EXERCISE OBJECTIVE
The records that follow are to be repeated without alteration.

Structured figure records:
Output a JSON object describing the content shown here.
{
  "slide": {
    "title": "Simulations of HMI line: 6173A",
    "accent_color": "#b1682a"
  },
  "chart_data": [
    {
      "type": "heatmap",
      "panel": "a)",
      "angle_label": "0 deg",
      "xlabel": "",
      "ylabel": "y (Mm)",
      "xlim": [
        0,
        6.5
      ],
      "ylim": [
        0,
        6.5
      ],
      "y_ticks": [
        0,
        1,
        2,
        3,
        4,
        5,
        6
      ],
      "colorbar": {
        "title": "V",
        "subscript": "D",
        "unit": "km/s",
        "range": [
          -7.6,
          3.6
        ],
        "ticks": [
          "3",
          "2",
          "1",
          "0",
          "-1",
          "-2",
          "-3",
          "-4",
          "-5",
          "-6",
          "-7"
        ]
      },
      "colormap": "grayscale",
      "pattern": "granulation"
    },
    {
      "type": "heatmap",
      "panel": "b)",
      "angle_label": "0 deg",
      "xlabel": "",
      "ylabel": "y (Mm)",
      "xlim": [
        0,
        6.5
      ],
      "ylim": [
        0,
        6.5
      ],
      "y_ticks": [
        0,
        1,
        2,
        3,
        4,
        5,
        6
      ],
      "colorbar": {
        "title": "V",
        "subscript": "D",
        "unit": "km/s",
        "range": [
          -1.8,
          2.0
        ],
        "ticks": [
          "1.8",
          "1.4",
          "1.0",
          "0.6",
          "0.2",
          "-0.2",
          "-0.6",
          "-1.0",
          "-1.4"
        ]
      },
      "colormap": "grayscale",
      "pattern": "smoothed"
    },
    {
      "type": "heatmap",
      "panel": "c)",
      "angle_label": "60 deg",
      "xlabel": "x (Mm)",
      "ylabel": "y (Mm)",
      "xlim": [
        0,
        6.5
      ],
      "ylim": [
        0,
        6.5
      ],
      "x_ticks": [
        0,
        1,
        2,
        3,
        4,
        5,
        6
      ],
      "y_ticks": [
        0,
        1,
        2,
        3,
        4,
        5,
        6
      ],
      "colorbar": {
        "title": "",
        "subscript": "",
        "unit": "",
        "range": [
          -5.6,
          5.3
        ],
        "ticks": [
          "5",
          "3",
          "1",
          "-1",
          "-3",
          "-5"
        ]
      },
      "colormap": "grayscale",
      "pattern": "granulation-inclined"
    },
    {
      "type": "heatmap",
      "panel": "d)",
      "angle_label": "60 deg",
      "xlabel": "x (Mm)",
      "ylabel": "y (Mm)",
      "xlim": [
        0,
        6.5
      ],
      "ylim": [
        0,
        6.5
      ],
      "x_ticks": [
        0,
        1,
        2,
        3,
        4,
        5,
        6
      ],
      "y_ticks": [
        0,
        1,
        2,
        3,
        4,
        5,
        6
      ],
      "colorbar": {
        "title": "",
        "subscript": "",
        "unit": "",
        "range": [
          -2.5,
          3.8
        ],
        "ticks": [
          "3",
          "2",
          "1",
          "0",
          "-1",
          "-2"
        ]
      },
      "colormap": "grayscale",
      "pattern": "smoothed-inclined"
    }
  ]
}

ANSWER TO THIS TASK
Output a JSON object describing the content shown here.
{
  "slide": {
    "title": "Simulations of HMI line: 6173A",
    "accent_color": "#b1682a"
  },
  "chart_data": [
    {
      "type": "heatmap",
      "panel": "a)",
      "angle_label": "0 deg",
      "xlabel": "",
      "ylabel": "y (Mm)",
      "xlim": [
        0,
        6.5
      ],
      "ylim": [
        0,
        6.5
      ],
      "y_ticks": [
        0,
        1,
        2,
        3,
        4,
        5,
        6
      ],
      "colorbar": {
        "title": "V",
        "subscript": "D",
        "unit": "km/s",
        "range": [
          -7.6,
          3.6
        ],
        "ticks": [
          "3",
          "2",
          "1",
          "0",
          "-1",
          "-2",
          "-3",
          "-4",
          "-5",
          "-6",
          "-7"
        ]
      },
      "colormap": "grayscale",
      "pattern": "granulation"
    },
    {
      "type": "heatmap",
      "panel": "b)",
      "angle_label": "0 deg",
      "xlabel": "",
      "ylabel": "y (Mm)",
      "xlim": [
        0,
        6.5
      ],
      "ylim": [
        0,
        6.5
      ],
      "y_ticks": [
        0,
        1,
        2,
        3,
        4,
        5,
        6
      ],
      "colorbar": {
        "title": "V",
        "subscript": "D",
        "unit": "km/s",
        "range": [
          -1.8,
          2.0
        ],
        "ticks": [
          "1.8",
          "1.4",
          "1.0",
          "0.6",
          "0.2",
          "-0.2",
          "-0.6",
          "-1.0",
          "-1.4"
        ]
      },
      "colormap": "grayscale",
      "pattern": "smoothed"
    },
    {
      "type": "heatmap",
      "panel": "c)",
      "angle_label": "60 deg",
      "xlabel": "x (Mm)",
      "ylabel": "y (Mm)",
      "xlim": [
        0,
        6.5
      ],
      "ylim": [
        0,
        6.5
      ],
      "x_ticks": [
        0,
        1,
        2,
        3,
        4,
        5,
        6
      ],
      "y_ticks": [
        0,
        1,
        2,
        3,
        4,
        5,
        6
      ],
      "colorbar": {
        "title": "",
        "subscript": "",
        "unit": "",
        "range": [
          -5.6,
          5.3
        ],
        "ticks": [
          "5",
          "3",
          "1",
          "-1",
          "-3",
          "-5"
        ]
      },
      "colormap": "grayscale",
      "pattern": "granulation-inclined"
    },
    {
      "type": "heatmap",
      "panel": "d)",
      "angle_label": "60 deg",
      "xlabel": "x (Mm)",
      "ylabel": "y (Mm)",
      "xlim": [
        0,
        6.5
      ],
      "ylim": [
        0,
        6.5
      ],
      "x_ticks": [
        0,
        1,
        2,
        3,
        4,
        5,
        6
      ],
      "y_ticks": [
        0,
        1,
        2,
        3,
        4,
        5,
        6
      ],
      "colorbar": {
        "title": "",
        "subscript": "",
        "unit": "",
        "range": [
          -2.5,
          3.8
        ],
        "ticks": [
          "3",
          "2",
          "1",
          "0",
          "-1",
          "-2"
        ]
      },
      "colormap": "grayscale",
      "pattern": "smoothed-inclined"
    }
  ]
}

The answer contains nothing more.